# Prompt
Locate every line that holds the string "while" and copy it.

(Records from a collection)
------------------------------------------------
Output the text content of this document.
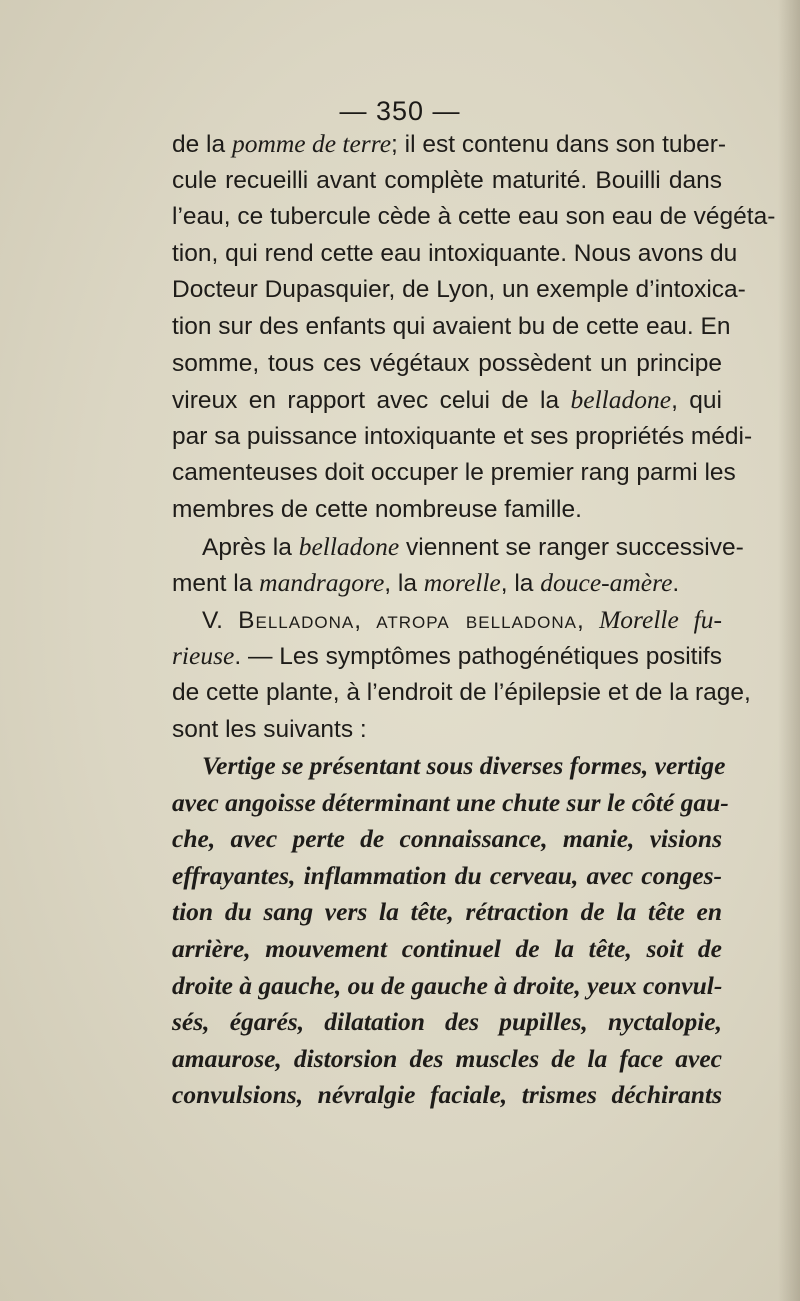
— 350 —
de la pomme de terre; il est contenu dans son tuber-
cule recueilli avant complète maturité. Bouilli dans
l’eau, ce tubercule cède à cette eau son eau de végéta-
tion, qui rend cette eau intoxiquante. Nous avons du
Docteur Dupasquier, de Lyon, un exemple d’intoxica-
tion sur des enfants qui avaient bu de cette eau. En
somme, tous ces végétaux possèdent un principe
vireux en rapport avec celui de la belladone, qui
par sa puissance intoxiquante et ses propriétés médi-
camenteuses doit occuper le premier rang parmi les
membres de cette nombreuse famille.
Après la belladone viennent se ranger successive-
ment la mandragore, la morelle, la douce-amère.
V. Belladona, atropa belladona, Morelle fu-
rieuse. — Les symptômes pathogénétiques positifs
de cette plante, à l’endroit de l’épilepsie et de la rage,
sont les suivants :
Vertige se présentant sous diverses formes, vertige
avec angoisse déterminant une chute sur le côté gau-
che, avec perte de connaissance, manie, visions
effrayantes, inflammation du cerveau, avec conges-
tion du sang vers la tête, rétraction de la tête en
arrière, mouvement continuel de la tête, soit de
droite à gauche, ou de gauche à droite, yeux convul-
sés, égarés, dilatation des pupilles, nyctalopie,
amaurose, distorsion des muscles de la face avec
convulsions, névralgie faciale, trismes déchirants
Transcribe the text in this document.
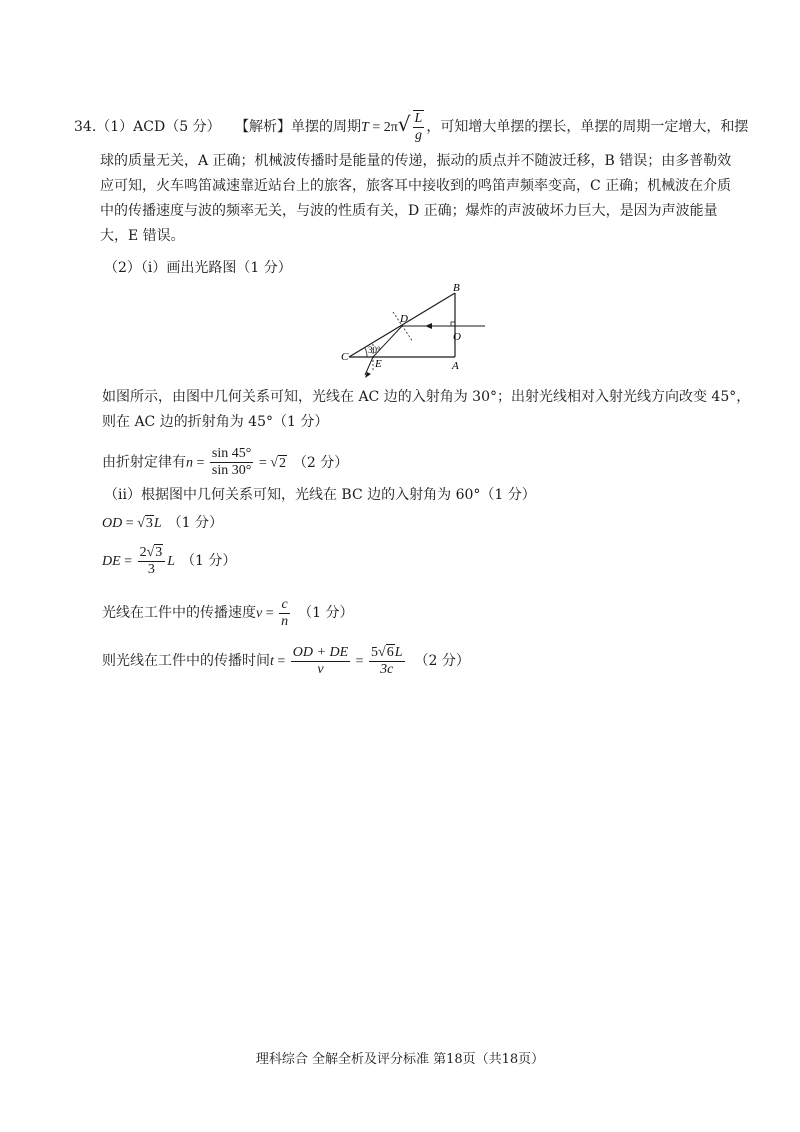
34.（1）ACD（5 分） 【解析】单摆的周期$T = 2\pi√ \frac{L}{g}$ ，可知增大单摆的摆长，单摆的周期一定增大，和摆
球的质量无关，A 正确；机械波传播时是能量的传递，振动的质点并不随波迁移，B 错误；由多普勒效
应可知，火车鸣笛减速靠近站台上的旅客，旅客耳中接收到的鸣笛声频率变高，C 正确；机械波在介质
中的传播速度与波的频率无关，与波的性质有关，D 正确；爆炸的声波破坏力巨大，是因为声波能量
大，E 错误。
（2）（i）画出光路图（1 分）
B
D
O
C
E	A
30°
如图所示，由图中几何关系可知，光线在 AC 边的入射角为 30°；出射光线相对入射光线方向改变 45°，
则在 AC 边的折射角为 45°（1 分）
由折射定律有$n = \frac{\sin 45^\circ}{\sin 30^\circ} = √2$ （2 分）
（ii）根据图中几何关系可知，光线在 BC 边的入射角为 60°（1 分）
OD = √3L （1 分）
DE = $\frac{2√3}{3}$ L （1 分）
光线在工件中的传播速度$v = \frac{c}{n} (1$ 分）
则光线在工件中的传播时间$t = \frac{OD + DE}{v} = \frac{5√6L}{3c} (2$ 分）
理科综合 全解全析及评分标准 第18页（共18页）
------------------------------------------------
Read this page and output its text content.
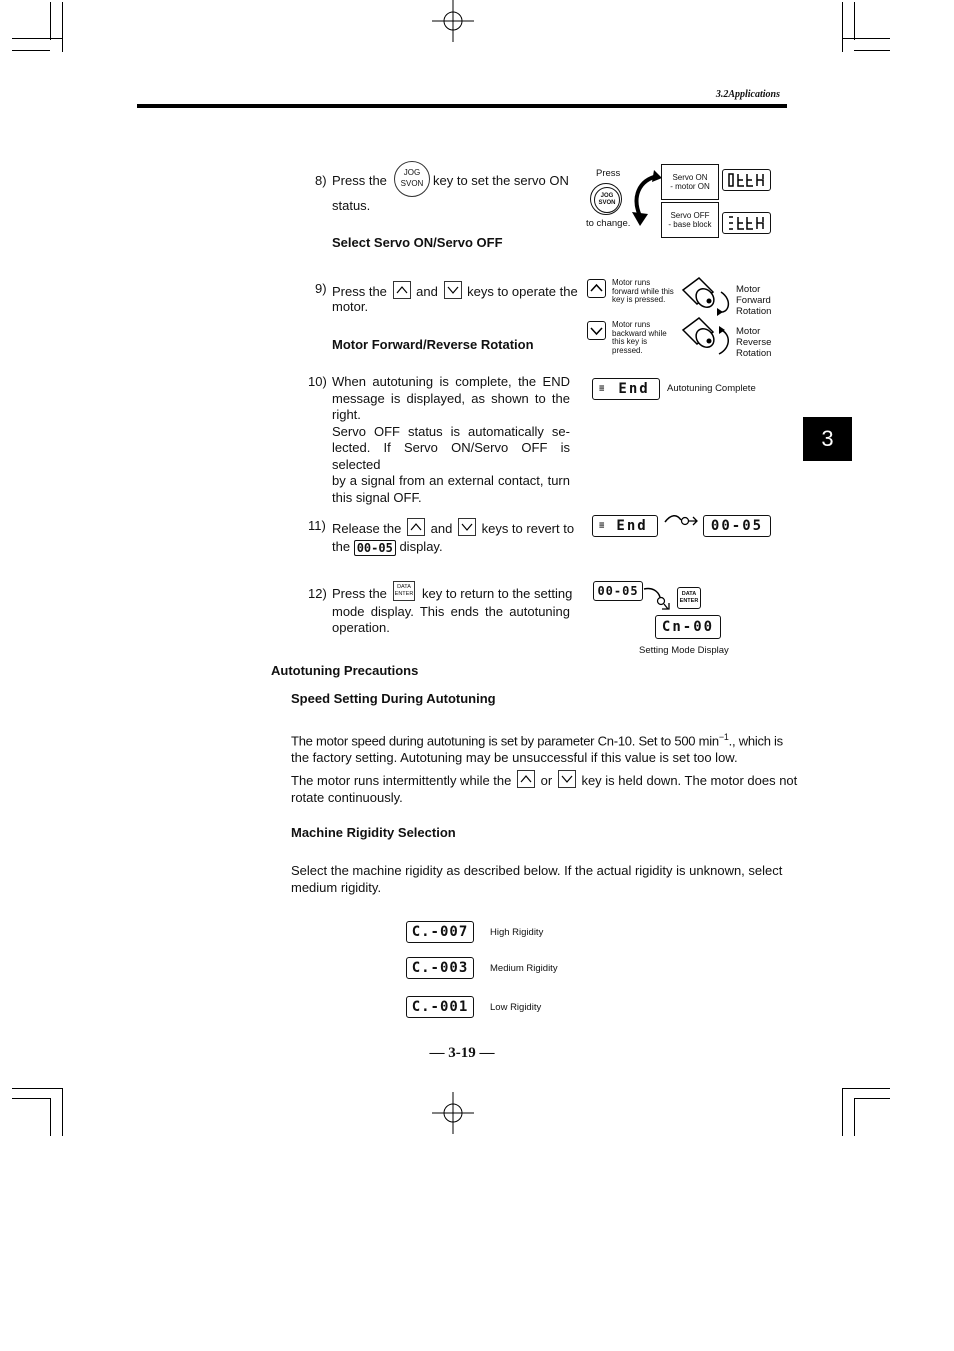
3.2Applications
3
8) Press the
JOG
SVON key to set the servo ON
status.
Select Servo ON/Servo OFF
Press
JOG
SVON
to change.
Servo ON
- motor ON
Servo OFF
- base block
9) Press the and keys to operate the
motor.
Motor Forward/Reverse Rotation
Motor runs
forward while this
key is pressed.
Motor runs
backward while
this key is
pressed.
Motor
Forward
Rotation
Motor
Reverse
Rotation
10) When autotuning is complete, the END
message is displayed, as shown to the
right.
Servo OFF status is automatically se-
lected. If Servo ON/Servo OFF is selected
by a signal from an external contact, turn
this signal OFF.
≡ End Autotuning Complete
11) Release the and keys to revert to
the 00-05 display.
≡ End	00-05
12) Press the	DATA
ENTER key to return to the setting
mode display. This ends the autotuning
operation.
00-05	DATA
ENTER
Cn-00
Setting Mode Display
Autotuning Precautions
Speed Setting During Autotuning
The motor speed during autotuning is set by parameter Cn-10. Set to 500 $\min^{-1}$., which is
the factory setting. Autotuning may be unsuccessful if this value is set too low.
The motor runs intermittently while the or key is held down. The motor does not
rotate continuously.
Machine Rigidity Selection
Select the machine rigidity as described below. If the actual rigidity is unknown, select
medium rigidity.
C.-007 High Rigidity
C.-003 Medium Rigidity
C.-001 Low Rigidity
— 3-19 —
------------------------------------------------
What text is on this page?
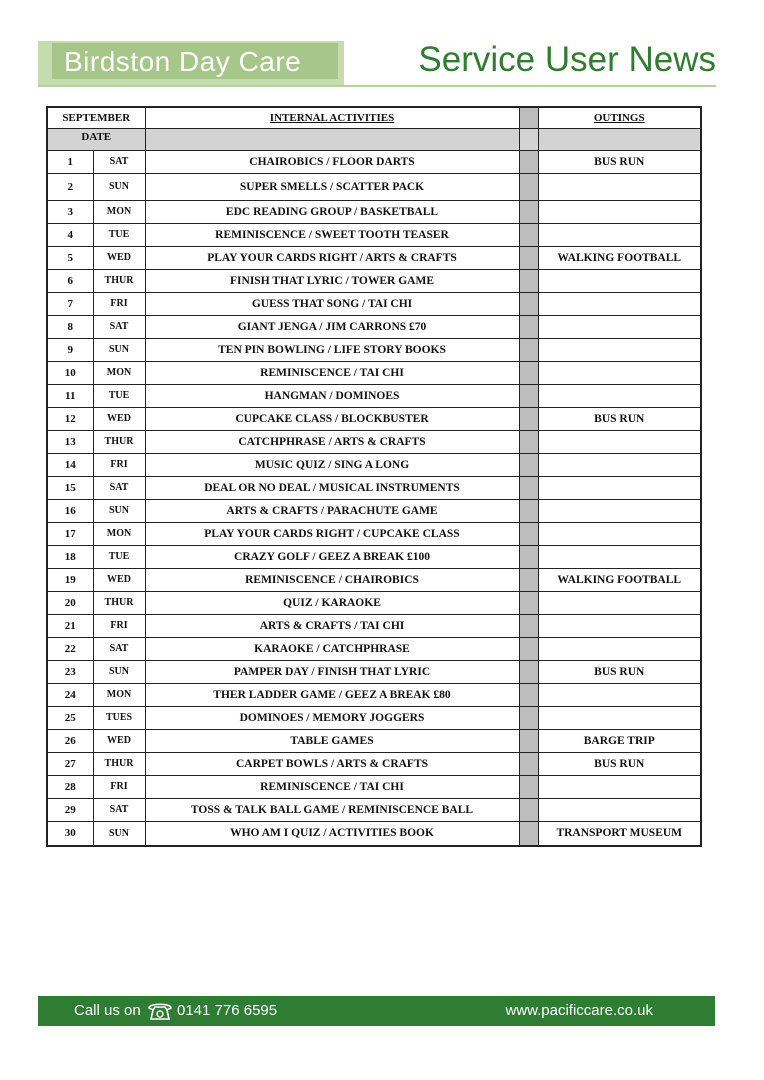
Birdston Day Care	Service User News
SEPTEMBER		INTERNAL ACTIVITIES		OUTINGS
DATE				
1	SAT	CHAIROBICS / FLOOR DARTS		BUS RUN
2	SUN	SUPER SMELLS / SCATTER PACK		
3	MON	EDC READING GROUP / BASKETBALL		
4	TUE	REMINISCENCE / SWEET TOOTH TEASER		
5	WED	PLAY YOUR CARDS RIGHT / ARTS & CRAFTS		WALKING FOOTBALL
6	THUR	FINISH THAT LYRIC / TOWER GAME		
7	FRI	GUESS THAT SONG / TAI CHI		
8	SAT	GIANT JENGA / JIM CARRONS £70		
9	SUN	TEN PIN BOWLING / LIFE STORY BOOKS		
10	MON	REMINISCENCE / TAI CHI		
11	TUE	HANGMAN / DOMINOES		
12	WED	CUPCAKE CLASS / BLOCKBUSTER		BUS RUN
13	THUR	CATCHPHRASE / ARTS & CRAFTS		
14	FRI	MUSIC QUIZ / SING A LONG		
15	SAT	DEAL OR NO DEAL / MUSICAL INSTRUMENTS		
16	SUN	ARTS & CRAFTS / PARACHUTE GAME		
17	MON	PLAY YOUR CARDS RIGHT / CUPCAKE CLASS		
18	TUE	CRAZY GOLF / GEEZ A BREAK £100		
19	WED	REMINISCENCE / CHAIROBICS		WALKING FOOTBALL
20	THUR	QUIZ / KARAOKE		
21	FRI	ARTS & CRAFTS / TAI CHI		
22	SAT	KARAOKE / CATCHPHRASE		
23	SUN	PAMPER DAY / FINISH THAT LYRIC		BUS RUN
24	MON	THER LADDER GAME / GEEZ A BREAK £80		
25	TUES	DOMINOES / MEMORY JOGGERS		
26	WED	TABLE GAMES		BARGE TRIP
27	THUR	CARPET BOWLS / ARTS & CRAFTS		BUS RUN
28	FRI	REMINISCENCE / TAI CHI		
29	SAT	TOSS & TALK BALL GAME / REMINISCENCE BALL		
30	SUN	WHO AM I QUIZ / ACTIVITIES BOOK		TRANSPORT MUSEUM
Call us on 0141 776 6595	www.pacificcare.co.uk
------------------------------------------------
# Expected output
forward while this
backward while
The motor runs intermittently while the or key is held down. The motor does not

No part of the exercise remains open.